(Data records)
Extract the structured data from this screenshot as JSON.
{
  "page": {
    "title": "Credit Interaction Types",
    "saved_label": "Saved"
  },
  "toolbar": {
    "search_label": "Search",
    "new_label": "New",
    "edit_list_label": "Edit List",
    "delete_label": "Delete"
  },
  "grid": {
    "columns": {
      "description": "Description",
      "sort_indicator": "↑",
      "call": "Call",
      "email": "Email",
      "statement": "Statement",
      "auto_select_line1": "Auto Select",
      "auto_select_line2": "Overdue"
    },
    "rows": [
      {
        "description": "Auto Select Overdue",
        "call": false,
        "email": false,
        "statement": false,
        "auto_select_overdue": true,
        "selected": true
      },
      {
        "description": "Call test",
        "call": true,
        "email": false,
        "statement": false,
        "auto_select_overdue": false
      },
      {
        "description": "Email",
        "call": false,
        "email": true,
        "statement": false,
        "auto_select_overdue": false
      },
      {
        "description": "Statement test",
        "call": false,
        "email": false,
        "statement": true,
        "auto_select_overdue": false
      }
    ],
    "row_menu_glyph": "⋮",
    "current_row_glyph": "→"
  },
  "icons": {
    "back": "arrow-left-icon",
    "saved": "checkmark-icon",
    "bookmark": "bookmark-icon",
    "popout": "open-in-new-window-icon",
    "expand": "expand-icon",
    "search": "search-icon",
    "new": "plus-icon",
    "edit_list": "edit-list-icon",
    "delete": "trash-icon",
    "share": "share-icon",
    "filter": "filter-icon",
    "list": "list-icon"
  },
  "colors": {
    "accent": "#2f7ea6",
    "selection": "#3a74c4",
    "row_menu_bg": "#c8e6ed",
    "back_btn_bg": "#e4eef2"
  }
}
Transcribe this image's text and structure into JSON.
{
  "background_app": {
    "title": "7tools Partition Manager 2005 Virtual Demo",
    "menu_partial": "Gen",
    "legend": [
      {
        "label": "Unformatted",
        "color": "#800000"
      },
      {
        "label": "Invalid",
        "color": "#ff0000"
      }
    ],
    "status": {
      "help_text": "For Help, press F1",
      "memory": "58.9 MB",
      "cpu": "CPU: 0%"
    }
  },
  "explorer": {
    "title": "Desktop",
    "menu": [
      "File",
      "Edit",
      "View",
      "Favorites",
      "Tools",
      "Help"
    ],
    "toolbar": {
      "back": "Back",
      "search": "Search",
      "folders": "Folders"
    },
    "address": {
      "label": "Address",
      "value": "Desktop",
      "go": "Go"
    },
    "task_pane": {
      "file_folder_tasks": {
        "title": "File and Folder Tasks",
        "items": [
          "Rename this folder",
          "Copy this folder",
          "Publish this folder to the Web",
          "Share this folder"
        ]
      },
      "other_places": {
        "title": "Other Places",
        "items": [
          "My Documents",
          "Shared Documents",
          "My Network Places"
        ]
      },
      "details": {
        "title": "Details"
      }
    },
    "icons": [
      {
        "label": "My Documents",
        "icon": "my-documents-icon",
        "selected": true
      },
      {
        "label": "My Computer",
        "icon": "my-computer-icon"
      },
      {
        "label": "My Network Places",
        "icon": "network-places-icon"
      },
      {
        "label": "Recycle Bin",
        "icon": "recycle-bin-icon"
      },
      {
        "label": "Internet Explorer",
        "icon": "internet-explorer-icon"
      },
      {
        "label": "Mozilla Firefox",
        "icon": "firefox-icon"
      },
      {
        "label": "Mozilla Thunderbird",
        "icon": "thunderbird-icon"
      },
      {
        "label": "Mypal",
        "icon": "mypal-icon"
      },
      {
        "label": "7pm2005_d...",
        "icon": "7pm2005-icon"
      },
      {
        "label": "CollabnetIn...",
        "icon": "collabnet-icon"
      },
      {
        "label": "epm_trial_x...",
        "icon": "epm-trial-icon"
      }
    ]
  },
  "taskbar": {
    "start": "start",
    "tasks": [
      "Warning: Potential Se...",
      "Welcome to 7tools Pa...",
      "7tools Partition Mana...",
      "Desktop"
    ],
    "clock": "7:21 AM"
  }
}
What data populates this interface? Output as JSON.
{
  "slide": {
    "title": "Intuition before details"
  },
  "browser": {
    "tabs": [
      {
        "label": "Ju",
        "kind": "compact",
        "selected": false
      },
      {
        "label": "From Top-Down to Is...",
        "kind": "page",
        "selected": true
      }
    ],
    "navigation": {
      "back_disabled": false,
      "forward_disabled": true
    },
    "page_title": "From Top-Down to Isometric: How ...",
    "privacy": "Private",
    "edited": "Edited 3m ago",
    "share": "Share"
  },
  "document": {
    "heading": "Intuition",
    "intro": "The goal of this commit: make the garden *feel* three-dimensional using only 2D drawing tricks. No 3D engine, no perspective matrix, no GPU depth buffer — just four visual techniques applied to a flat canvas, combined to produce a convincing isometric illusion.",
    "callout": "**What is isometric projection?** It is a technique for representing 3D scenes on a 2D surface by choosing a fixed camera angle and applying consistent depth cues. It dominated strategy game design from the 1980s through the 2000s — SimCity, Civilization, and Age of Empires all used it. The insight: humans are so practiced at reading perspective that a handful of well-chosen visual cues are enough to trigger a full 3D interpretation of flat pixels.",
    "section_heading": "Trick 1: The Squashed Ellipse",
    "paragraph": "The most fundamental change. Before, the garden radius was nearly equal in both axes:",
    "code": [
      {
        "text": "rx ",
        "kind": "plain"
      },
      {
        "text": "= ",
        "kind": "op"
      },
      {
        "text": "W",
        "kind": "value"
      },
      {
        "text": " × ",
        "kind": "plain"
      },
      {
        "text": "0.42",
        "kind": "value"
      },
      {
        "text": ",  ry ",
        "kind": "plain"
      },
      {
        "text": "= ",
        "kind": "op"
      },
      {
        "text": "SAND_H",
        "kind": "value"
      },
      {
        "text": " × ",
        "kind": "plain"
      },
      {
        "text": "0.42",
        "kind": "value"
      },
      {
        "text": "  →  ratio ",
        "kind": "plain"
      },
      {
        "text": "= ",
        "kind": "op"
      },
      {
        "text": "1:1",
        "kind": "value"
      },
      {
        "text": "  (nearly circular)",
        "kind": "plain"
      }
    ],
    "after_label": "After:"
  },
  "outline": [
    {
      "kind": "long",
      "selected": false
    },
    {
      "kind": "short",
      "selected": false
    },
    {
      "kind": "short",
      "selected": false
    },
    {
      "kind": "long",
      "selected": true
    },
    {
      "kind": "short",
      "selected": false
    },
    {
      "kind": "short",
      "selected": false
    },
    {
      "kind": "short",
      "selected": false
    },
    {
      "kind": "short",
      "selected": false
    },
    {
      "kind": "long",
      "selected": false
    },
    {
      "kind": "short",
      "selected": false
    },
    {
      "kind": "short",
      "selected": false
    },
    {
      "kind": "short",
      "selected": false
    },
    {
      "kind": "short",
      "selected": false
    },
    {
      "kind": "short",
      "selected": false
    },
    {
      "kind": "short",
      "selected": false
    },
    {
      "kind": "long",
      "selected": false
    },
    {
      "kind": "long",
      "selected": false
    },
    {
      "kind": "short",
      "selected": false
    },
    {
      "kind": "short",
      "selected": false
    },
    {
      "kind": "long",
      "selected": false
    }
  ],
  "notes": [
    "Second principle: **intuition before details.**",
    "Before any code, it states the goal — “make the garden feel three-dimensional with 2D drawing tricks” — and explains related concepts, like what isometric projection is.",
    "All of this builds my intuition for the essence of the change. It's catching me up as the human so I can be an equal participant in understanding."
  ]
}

▶ WORK TO DO: Reproduce every record above exactly as it appears.

▶ FULL ANSWER:
Extract the structured data from this screenshot as JSON.
{
  "page": {
    "title": "Credit Interaction Types",
    "saved_label": "Saved"
  },
  "toolbar": {
    "search_label": "Search",
    "new_label": "New",
    "edit_list_label": "Edit List",
    "delete_label": "Delete"
  },
  "grid": {
    "columns": {
      "description": "Description",
      "sort_indicator": "↑",
      "call": "Call",
      "email": "Email",
      "statement": "Statement",
      "auto_select_line1": "Auto Select",
      "auto_select_line2": "Overdue"
    },
    "rows": [
      {
        "description": "Auto Select Overdue",
        "call": false,
        "email": false,
        "statement": false,
        "auto_select_overdue": true,
        "selected": true
      },
      {
        "description": "Call test",
        "call": true,
        "email": false,
        "statement": false,
        "auto_select_overdue": false
      },
      {
        "description": "Email",
        "call": false,
        "email": true,
        "statement": false,
        "auto_select_overdue": false
      },
      {
        "description": "Statement test",
        "call": false,
        "email": false,
        "statement": true,
        "auto_select_overdue": false
      }
    ],
    "row_menu_glyph": "⋮",
    "current_row_glyph": "→"
  },
  "icons": {
    "back": "arrow-left-icon",
    "saved": "checkmark-icon",
    "bookmark": "bookmark-icon",
    "popout": "open-in-new-window-icon",
    "expand": "expand-icon",
    "search": "search-icon",
    "new": "plus-icon",
    "edit_list": "edit-list-icon",
    "delete": "trash-icon",
    "share": "share-icon",
    "filter": "filter-icon",
    "list": "list-icon"
  },
  "colors": {
    "accent": "#2f7ea6",
    "selection": "#3a74c4",
    "row_menu_bg": "#c8e6ed",
    "back_btn_bg": "#e4eef2"
  }
}
Transcribe this image's text and structure into JSON.
{
  "background_app": {
    "title": "7tools Partition Manager 2005 Virtual Demo",
    "menu_partial": "Gen",
    "legend": [
      {
        "label": "Unformatted",
        "color": "#800000"
      },
      {
        "label": "Invalid",
        "color": "#ff0000"
      }
    ],
    "status": {
      "help_text": "For Help, press F1",
      "memory": "58.9 MB",
      "cpu": "CPU: 0%"
    }
  },
  "explorer": {
    "title": "Desktop",
    "menu": [
      "File",
      "Edit",
      "View",
      "Favorites",
      "Tools",
      "Help"
    ],
    "toolbar": {
      "back": "Back",
      "search": "Search",
      "folders": "Folders"
    },
    "address": {
      "label": "Address",
      "value": "Desktop",
      "go": "Go"
    },
    "task_pane": {
      "file_folder_tasks": {
        "title": "File and Folder Tasks",
        "items": [
          "Rename this folder",
          "Copy this folder",
          "Publish this folder to the Web",
          "Share this folder"
        ]
      },
      "other_places": {
        "title": "Other Places",
        "items": [
          "My Documents",
          "Shared Documents",
          "My Network Places"
        ]
      },
      "details": {
        "title": "Details"
      }
    },
    "icons": [
      {
        "label": "My Documents",
        "icon": "my-documents-icon",
        "selected": true
      },
      {
        "label": "My Computer",
        "icon": "my-computer-icon"
      },
      {
        "label": "My Network Places",
        "icon": "network-places-icon"
      },
      {
        "label": "Recycle Bin",
        "icon": "recycle-bin-icon"
      },
      {
        "label": "Internet Explorer",
        "icon": "internet-explorer-icon"
      },
      {
        "label": "Mozilla Firefox",
        "icon": "firefox-icon"
      },
      {
        "label": "Mozilla Thunderbird",
        "icon": "thunderbird-icon"
      },
      {
        "label": "Mypal",
        "icon": "mypal-icon"
      },
      {
        "label": "7pm2005_d...",
        "icon": "7pm2005-icon"
      },
      {
        "label": "CollabnetIn...",
        "icon": "collabnet-icon"
      },
      {
        "label": "epm_trial_x...",
        "icon": "epm-trial-icon"
      }
    ]
  },
  "taskbar": {
    "start": "start",
    "tasks": [
      "Warning: Potential Se...",
      "Welcome to 7tools Pa...",
      "7tools Partition Mana...",
      "Desktop"
    ],
    "clock": "7:21 AM"
  }
}
What data populates this interface? Output as JSON.
{
  "slide": {
    "title": "Intuition before details"
  },
  "browser": {
    "tabs": [
      {
        "label": "Ju",
        "kind": "compact",
        "selected": false
      },
      {
        "label": "From Top-Down to Is...",
        "kind": "page",
        "selected": true
      }
    ],
    "navigation": {
      "back_disabled": false,
      "forward_disabled": true
    },
    "page_title": "From Top-Down to Isometric: How ...",
    "privacy": "Private",
    "edited": "Edited 3m ago",
    "share": "Share"
  },
  "document": {
    "heading": "Intuition",
    "intro": "The goal of this commit: make the garden *feel* three-dimensional using only 2D drawing tricks. No 3D engine, no perspective matrix, no GPU depth buffer — just four visual techniques applied to a flat canvas, combined to produce a convincing isometric illusion.",
    "callout": "**What is isometric projection?** It is a technique for representing 3D scenes on a 2D surface by choosing a fixed camera angle and applying consistent depth cues. It dominated strategy game design from the 1980s through the 2000s — SimCity, Civilization, and Age of Empires all used it. The insight: humans are so practiced at reading perspective that a handful of well-chosen visual cues are enough to trigger a full 3D interpretation of flat pixels.",
    "section_heading": "Trick 1: The Squashed Ellipse",
    "paragraph": "The most fundamental change. Before, the garden radius was nearly equal in both axes:",
    "code": [
      {
        "text": "rx ",
        "kind": "plain"
      },
      {
        "text": "= ",
        "kind": "op"
      },
      {
        "text": "W",
        "kind": "value"
      },
      {
        "text": " × ",
        "kind": "plain"
      },
      {
        "text": "0.42",
        "kind": "value"
      },
      {
        "text": ",  ry ",
        "kind": "plain"
      },
      {
        "text": "= ",
        "kind": "op"
      },
      {
        "text": "SAND_H",
        "kind": "value"
      },
      {
        "text": " × ",
        "kind": "plain"
      },
      {
        "text": "0.42",
        "kind": "value"
      },
      {
        "text": "  →  ratio ",
        "kind": "plain"
      },
      {
        "text": "= ",
        "kind": "op"
      },
      {
        "text": "1:1",
        "kind": "value"
      },
      {
        "text": "  (nearly circular)",
        "kind": "plain"
      }
    ],
    "after_label": "After:"
  },
  "outline": [
    {
      "kind": "long",
      "selected": false
    },
    {
      "kind": "short",
      "selected": false
    },
    {
      "kind": "short",
      "selected": false
    },
    {
      "kind": "long",
      "selected": true
    },
    {
      "kind": "short",
      "selected": false
    },
    {
      "kind": "short",
      "selected": false
    },
    {
      "kind": "short",
      "selected": false
    },
    {
      "kind": "short",
      "selected": false
    },
    {
      "kind": "long",
      "selected": false
    },
    {
      "kind": "short",
      "selected": false
    },
    {
      "kind": "short",
      "selected": false
    },
    {
      "kind": "short",
      "selected": false
    },
    {
      "kind": "short",
      "selected": false
    },
    {
      "kind": "short",
      "selected": false
    },
    {
      "kind": "short",
      "selected": false
    },
    {
      "kind": "long",
      "selected": false
    },
    {
      "kind": "long",
      "selected": false
    },
    {
      "kind": "short",
      "selected": false
    },
    {
      "kind": "short",
      "selected": false
    },
    {
      "kind": "long",
      "selected": false
    }
  ],
  "notes": [
    "Second principle: **intuition before details.**",
    "Before any code, it states the goal — “make the garden feel three-dimensional with 2D drawing tricks” — and explains related concepts, like what isometric projection is.",
    "All of this builds my intuition for the essence of the change. It's catching me up as the human so I can be an equal participant in understanding."
  ]
}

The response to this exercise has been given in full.